Task goal
Your task is to copy every line of the entries that contains "into".
━━━━━ Provided information ━━━━━
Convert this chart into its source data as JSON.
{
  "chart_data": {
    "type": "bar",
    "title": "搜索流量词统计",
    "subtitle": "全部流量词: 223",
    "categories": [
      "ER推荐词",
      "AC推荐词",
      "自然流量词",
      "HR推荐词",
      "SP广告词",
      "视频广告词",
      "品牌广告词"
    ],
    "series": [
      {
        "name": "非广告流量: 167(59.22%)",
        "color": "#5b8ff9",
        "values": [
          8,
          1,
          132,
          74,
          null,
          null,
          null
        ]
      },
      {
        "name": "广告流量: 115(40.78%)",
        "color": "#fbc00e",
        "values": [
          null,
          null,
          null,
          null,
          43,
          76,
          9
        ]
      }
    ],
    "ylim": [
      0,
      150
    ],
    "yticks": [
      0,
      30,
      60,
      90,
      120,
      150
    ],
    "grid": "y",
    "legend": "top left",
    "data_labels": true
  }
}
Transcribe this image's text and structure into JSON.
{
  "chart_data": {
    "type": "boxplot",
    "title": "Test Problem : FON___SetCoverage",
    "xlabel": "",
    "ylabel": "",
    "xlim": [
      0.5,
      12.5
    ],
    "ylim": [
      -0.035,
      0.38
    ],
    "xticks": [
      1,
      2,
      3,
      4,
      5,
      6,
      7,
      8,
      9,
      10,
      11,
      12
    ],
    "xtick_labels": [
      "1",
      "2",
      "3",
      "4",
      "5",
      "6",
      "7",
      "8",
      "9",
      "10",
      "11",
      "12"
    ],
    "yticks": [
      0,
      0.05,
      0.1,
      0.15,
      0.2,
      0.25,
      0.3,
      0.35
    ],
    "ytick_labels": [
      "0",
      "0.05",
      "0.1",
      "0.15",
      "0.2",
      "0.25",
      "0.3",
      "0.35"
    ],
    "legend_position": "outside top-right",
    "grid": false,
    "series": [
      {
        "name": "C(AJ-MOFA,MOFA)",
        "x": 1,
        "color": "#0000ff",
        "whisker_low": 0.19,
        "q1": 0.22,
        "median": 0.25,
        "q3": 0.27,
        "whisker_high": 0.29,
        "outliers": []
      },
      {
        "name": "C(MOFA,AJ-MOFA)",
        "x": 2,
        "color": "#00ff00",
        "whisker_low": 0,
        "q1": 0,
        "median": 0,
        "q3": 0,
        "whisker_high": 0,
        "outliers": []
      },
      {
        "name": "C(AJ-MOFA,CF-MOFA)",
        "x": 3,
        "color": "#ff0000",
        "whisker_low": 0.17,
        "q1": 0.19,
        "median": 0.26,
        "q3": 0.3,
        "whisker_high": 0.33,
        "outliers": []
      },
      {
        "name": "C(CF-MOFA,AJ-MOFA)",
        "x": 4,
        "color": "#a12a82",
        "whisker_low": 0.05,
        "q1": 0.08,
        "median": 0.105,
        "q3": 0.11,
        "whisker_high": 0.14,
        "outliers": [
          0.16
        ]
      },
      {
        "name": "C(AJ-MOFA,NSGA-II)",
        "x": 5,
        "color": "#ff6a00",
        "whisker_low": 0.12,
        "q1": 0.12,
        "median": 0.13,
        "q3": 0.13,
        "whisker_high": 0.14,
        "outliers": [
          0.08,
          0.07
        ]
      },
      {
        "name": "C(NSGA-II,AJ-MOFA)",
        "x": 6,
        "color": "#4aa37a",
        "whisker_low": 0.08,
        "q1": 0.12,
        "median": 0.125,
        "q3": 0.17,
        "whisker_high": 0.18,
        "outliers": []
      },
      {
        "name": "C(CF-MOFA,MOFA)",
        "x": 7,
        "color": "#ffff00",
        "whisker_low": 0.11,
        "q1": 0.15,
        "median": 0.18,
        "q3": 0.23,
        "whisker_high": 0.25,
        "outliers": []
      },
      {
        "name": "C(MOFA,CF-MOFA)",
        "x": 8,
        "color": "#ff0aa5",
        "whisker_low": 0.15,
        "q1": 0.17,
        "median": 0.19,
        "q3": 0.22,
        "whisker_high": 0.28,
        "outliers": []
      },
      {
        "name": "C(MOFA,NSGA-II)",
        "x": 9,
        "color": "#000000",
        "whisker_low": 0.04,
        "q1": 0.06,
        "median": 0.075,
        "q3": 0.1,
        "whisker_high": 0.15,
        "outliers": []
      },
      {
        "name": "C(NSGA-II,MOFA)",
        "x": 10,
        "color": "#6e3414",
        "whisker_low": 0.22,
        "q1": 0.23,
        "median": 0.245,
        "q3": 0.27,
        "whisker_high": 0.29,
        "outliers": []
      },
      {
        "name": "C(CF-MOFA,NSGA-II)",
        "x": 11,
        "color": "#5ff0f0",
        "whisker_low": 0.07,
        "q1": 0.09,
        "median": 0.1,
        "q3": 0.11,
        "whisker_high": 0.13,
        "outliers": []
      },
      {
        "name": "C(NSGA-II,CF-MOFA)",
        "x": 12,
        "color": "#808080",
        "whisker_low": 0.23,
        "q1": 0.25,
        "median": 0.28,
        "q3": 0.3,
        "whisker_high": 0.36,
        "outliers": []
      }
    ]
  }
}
━━━━━
Written response
Convert this chart into its source data as JSON.
Transcribe this image's text and structure into JSON.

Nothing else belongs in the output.